>> begin INFORMATION GIVEN
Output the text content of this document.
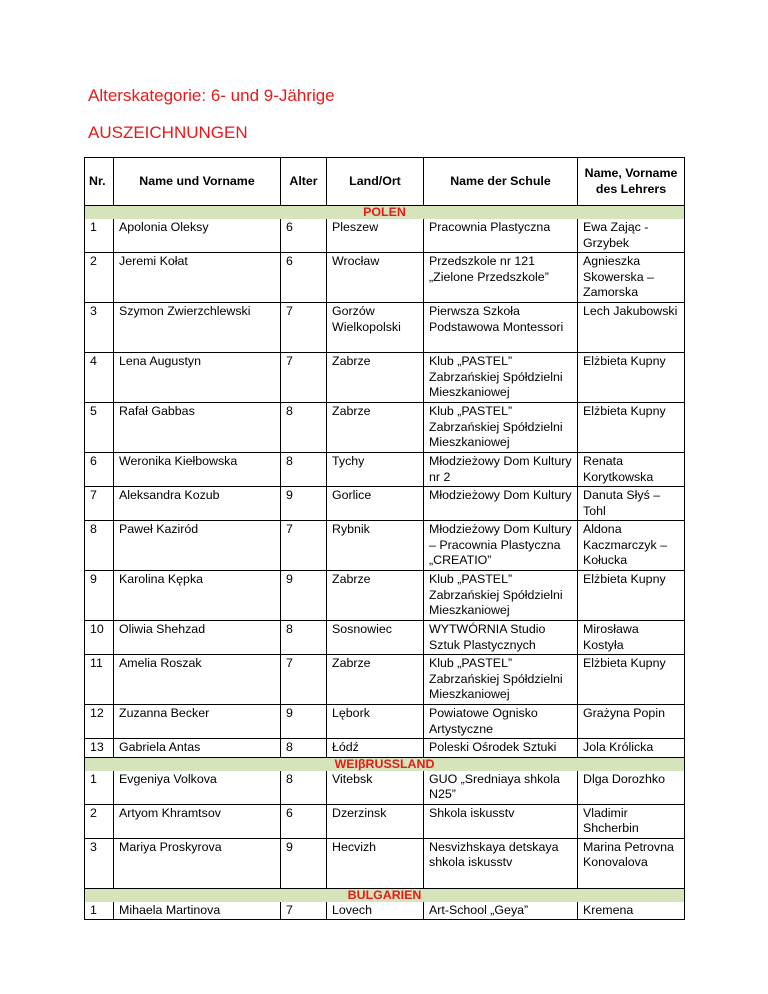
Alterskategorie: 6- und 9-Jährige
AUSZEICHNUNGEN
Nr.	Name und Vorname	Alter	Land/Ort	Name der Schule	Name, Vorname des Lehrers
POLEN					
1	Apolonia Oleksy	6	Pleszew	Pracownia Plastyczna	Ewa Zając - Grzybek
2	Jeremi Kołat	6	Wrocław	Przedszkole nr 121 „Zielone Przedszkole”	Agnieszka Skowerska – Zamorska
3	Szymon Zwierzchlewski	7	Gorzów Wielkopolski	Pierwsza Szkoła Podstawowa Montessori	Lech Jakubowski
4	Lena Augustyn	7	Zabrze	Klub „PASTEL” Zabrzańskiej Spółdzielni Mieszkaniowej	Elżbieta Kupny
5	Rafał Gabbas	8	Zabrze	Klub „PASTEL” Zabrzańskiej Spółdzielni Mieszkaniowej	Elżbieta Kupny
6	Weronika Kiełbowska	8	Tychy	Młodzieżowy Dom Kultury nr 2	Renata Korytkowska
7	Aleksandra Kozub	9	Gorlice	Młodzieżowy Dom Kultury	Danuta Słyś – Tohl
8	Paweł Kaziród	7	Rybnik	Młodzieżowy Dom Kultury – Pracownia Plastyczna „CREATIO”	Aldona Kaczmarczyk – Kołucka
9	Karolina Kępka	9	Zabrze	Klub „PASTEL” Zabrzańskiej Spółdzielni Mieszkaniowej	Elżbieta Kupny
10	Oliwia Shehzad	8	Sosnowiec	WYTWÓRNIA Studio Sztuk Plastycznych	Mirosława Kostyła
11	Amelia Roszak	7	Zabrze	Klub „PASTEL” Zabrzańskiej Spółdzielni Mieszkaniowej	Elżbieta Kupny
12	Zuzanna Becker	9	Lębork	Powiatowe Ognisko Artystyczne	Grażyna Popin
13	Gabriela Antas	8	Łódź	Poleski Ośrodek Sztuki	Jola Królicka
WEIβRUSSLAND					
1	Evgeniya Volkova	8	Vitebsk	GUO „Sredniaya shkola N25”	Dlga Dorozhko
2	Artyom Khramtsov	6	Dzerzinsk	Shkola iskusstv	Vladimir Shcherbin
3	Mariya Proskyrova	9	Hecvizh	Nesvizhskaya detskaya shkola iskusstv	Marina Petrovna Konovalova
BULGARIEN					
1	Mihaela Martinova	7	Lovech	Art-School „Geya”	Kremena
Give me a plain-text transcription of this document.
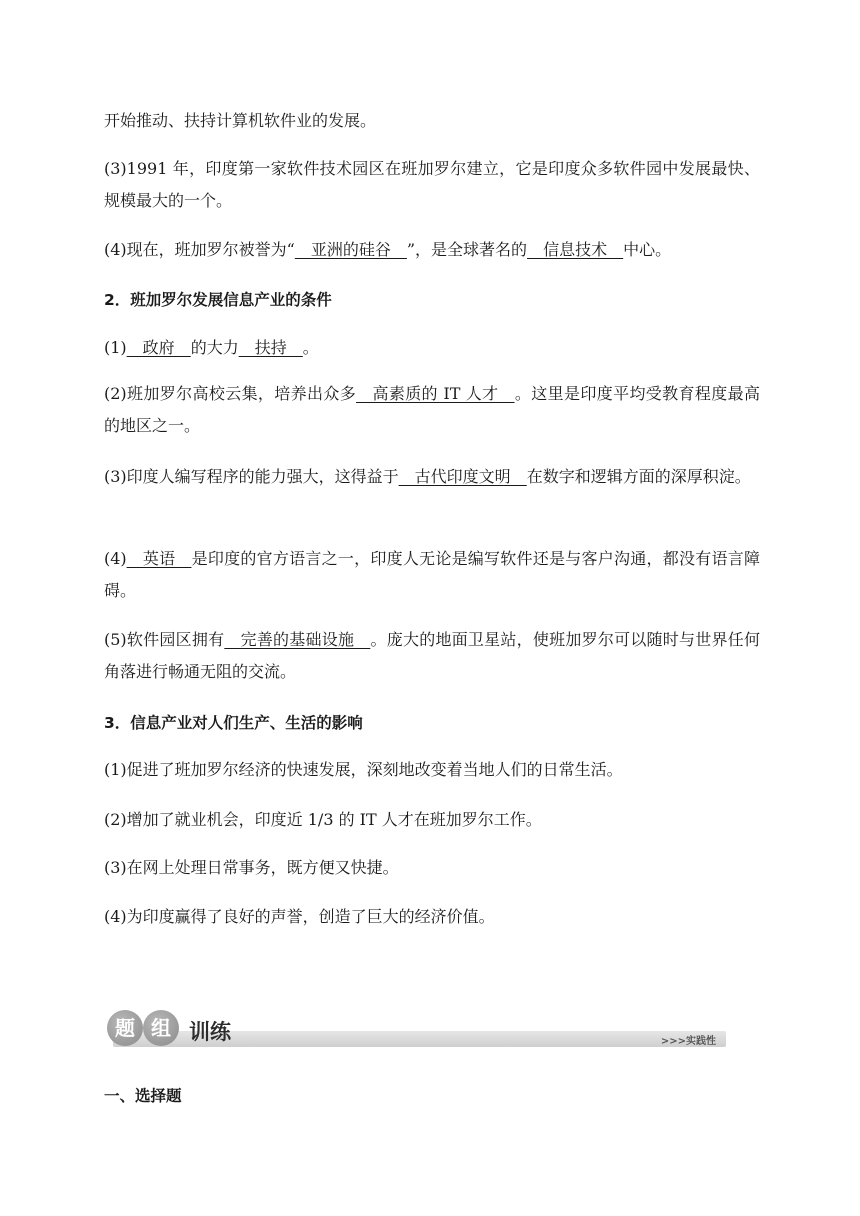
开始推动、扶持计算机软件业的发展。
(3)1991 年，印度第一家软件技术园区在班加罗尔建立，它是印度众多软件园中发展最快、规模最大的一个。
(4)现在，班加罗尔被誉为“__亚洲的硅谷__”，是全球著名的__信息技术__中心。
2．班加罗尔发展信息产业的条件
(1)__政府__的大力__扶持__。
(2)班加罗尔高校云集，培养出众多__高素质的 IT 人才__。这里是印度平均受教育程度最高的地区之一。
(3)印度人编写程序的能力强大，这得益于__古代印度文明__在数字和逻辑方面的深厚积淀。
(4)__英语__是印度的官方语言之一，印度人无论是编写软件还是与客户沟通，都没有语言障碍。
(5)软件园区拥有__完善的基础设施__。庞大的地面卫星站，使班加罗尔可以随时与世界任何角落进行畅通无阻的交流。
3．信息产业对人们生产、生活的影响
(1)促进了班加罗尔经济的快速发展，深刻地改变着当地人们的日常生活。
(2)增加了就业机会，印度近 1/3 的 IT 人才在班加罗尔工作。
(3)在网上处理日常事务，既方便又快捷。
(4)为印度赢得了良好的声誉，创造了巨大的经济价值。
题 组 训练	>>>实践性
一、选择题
>> end INFORMATION GIVEN
Go through the entries above and pull out each line with "Elżbieta" in it.

4	Lena Augustyn	7	Zabrze	Klub „PASTEL” Zabrzańskiej Spółdzielni Mieszkaniowej	Elżbieta Kupny
5	Rafał Gabbas	8	Zabrze	Klub „PASTEL” Zabrzańskiej Spółdzielni Mieszkaniowej	Elżbieta Kupny
9	Karolina Kępka	9	Zabrze	Klub „PASTEL” Zabrzańskiej Spółdzielni Mieszkaniowej	Elżbieta Kupny
11	Amelia Roszak	7	Zabrze	Klub „PASTEL” Zabrzańskiej Spółdzielni Mieszkaniowej	Elżbieta Kupny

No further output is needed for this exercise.